▶ Do this:
Edit the lines from the first one through the line containing "add-folder-button[interactable]: 🗁 フォルダを追加: [124, 113, 232, 136]" so that "folder-open-icon" becomes "folder-icon", leaving everything else unchanged, and return only those lines.
**** Material for this task
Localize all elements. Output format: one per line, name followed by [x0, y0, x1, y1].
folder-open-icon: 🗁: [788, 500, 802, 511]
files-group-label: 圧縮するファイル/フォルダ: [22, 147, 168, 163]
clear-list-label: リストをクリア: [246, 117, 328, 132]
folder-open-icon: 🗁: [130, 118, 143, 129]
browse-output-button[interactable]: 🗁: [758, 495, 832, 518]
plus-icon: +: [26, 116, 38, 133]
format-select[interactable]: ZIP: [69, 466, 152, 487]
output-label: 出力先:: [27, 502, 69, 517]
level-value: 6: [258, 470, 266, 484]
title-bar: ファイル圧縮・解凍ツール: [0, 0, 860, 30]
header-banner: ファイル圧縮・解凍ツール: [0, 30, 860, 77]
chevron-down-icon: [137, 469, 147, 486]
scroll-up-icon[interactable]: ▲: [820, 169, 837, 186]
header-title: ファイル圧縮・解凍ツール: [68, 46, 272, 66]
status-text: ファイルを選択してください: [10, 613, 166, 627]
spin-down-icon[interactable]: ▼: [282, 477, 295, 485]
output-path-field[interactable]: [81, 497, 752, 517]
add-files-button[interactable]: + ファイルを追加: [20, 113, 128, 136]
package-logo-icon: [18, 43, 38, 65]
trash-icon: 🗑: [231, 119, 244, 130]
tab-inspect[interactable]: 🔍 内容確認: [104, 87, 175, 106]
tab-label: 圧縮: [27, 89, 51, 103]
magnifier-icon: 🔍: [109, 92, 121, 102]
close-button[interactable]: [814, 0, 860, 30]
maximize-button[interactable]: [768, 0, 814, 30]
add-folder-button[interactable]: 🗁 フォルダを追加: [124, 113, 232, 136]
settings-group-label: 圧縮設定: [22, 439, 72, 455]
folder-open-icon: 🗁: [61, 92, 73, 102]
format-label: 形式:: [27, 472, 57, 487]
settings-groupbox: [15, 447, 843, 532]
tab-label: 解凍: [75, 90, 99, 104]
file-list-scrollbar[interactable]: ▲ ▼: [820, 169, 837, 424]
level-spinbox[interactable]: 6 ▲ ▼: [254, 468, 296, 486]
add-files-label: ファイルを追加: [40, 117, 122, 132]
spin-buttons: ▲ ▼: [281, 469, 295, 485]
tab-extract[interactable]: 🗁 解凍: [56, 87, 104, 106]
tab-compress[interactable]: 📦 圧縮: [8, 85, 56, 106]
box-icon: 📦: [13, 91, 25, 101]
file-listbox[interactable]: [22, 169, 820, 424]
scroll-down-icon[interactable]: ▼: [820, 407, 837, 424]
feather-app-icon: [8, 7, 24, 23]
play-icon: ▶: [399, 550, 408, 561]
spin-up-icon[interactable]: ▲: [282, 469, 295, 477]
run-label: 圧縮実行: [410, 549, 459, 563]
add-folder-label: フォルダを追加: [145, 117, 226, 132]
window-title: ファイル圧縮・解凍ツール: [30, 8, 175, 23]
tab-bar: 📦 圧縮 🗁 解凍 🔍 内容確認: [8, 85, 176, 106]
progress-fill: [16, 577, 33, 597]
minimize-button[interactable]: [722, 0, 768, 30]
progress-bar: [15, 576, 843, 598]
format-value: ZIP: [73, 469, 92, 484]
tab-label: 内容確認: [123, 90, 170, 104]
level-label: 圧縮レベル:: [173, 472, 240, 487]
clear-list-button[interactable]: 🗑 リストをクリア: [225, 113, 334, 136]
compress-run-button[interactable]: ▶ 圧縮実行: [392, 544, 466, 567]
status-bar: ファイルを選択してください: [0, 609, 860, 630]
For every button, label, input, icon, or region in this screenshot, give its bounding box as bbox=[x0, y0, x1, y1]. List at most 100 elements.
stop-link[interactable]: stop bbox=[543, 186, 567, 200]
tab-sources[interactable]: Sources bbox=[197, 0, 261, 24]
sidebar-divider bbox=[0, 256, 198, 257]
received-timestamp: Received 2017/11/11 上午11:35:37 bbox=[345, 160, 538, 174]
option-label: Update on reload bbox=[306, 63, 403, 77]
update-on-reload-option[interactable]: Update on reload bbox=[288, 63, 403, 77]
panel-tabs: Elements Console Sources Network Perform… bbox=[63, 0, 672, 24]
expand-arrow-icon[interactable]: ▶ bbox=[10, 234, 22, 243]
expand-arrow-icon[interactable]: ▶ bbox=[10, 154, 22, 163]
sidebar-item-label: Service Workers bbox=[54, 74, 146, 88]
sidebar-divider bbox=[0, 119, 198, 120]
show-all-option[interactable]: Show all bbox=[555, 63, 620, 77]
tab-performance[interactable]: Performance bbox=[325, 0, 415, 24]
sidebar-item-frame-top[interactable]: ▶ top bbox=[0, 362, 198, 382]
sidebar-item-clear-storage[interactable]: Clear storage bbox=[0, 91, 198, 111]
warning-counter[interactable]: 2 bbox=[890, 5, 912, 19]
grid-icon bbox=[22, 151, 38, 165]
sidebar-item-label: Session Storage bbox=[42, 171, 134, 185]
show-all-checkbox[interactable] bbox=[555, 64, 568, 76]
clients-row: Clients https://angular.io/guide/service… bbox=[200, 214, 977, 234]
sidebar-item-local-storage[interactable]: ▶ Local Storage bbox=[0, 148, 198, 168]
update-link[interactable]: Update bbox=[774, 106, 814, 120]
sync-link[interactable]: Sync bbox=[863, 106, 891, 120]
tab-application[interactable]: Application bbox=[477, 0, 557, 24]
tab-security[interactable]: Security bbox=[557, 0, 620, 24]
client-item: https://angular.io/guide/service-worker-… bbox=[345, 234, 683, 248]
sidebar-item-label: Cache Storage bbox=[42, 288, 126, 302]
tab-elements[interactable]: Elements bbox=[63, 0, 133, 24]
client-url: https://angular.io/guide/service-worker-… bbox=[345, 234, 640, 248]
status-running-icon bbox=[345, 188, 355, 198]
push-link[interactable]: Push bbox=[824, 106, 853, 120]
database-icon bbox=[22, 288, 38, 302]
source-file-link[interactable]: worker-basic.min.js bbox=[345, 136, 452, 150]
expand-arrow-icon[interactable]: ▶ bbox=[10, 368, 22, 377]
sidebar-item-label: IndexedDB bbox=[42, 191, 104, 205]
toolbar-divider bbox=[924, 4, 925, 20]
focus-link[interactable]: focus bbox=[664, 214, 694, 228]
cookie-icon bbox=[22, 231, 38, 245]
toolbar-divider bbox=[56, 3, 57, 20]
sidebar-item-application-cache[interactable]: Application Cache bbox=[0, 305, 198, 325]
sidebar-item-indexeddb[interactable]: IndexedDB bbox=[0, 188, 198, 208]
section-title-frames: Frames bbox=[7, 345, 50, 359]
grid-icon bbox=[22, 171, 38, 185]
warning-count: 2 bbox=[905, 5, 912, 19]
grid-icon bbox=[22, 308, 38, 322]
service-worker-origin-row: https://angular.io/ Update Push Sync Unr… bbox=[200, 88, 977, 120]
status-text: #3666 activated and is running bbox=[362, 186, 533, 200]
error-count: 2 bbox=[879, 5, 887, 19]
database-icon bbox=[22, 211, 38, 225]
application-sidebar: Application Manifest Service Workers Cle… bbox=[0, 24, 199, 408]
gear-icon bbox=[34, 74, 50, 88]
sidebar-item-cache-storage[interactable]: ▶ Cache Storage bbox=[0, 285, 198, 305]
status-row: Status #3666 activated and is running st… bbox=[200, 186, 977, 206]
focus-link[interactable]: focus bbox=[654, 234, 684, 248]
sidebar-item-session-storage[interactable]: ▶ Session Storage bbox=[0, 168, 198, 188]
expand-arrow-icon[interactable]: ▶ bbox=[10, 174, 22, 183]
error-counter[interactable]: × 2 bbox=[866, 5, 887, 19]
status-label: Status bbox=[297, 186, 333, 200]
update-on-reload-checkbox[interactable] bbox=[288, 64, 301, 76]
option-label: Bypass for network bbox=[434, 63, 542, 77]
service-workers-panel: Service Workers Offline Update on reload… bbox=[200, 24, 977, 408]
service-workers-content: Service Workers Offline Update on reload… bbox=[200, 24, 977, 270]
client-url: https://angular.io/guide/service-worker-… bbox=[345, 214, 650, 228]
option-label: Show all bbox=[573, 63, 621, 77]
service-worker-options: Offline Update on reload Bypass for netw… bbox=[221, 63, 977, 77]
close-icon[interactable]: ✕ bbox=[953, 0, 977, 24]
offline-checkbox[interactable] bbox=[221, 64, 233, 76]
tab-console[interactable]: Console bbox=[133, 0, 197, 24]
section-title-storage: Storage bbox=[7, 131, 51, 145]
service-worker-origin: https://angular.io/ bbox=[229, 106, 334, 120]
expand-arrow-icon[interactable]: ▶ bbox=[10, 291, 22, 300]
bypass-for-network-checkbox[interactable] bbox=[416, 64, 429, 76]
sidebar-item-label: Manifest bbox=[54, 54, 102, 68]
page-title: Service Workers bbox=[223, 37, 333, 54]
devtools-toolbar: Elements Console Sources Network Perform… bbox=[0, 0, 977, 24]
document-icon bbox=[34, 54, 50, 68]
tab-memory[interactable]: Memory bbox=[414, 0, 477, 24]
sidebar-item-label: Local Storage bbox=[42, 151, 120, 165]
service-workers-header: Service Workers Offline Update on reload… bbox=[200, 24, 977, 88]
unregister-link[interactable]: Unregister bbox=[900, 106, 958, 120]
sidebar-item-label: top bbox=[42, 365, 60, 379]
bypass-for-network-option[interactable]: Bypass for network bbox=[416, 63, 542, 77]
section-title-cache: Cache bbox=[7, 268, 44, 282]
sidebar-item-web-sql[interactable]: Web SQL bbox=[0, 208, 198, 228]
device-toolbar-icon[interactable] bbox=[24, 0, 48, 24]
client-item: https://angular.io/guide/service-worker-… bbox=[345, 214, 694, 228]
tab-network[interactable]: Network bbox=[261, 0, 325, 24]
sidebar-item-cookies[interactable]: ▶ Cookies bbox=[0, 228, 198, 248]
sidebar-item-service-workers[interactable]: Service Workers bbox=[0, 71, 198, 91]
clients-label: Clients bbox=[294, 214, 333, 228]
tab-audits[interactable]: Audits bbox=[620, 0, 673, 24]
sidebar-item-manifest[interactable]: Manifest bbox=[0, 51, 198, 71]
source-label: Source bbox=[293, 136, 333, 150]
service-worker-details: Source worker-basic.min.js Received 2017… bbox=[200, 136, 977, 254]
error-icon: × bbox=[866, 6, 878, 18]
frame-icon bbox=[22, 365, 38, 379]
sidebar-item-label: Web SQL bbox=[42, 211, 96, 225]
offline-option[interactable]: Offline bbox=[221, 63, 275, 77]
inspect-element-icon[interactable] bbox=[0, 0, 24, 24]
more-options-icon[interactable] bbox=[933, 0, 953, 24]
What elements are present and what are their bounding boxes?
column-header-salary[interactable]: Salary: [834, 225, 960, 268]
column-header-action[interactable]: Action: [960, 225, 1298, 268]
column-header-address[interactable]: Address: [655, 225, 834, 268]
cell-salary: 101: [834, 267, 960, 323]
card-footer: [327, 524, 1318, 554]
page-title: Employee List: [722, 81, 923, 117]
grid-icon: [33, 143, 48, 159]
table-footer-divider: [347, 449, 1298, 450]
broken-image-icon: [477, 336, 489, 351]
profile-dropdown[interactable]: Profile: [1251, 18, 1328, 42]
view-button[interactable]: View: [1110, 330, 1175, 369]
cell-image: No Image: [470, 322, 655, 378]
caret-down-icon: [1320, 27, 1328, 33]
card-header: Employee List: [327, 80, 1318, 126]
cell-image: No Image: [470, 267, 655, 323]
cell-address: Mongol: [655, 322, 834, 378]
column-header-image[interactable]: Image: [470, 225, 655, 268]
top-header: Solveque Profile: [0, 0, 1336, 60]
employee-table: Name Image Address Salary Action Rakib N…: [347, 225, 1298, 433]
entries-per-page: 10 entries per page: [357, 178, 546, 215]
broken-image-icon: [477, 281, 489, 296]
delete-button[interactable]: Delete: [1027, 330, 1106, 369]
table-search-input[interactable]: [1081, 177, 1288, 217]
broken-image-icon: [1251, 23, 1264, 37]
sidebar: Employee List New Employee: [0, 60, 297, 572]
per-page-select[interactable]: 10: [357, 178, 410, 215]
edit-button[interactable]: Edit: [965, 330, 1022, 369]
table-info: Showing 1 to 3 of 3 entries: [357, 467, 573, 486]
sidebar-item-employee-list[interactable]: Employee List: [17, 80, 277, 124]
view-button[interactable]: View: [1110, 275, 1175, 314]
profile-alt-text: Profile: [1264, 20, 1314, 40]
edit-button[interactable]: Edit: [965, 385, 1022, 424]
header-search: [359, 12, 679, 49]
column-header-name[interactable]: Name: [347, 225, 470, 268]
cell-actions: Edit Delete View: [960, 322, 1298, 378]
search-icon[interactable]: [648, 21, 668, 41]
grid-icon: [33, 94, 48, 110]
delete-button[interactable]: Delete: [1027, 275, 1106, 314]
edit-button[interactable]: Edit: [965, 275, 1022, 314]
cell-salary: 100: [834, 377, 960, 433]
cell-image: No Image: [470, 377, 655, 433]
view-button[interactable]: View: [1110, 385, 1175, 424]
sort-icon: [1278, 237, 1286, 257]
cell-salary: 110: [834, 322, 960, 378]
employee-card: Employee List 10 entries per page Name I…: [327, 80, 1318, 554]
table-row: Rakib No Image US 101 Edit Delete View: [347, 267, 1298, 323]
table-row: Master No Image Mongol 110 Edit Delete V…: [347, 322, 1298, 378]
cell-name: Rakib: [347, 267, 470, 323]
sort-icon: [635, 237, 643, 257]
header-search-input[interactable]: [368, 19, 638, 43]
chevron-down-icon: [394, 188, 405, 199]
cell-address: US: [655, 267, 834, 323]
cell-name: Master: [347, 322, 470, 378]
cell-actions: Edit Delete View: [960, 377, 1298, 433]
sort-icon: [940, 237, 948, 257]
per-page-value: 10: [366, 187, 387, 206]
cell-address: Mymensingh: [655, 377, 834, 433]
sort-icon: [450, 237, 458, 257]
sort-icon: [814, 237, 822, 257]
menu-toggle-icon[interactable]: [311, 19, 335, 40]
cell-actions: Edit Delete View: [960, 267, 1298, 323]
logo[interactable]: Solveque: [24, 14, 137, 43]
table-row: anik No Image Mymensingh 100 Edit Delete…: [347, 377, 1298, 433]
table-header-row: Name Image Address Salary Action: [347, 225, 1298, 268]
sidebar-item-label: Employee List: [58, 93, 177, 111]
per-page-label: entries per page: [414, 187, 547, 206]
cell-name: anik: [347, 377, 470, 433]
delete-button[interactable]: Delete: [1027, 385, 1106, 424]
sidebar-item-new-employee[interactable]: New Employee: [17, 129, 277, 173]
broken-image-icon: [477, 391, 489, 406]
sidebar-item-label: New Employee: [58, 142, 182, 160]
********
▶ Solution below:
Localize all elements. Output format: one per line, name followed by [x0, y0, x1, y1].
folder-icon: 🗁: [788, 500, 802, 511]
files-group-label: 圧縮するファイル/フォルダ: [22, 147, 168, 163]
clear-list-label: リストをクリア: [246, 117, 328, 132]
folder-icon: 🗁: [130, 118, 143, 129]
browse-output-button[interactable]: 🗁: [758, 495, 832, 518]
plus-icon: +: [26, 116, 38, 133]
format-select[interactable]: ZIP: [69, 466, 152, 487]
output-label: 出力先:: [27, 502, 69, 517]
level-value: 6: [258, 470, 266, 484]
title-bar: ファイル圧縮・解凍ツール: [0, 0, 860, 30]
header-banner: ファイル圧縮・解凍ツール: [0, 30, 860, 77]
chevron-down-icon: [137, 469, 147, 486]
scroll-up-icon[interactable]: ▲: [820, 169, 837, 186]
header-title: ファイル圧縮・解凍ツール: [68, 46, 272, 66]
status-text: ファイルを選択してください: [10, 613, 166, 627]
spin-down-icon[interactable]: ▼: [282, 477, 295, 485]
output-path-field[interactable]: [81, 497, 752, 517]
add-files-button[interactable]: + ファイルを追加: [20, 113, 128, 136]
package-logo-icon: [18, 43, 38, 65]
trash-icon: 🗑: [231, 119, 244, 130]
tab-inspect[interactable]: 🔍 内容確認: [104, 87, 175, 106]
tab-label: 圧縮: [27, 89, 51, 103]
magnifier-icon: 🔍: [109, 92, 121, 102]
close-button[interactable]: [814, 0, 860, 30]
maximize-button[interactable]: [768, 0, 814, 30]
add-folder-button[interactable]: 🗁 フォルダを追加: [124, 113, 232, 136]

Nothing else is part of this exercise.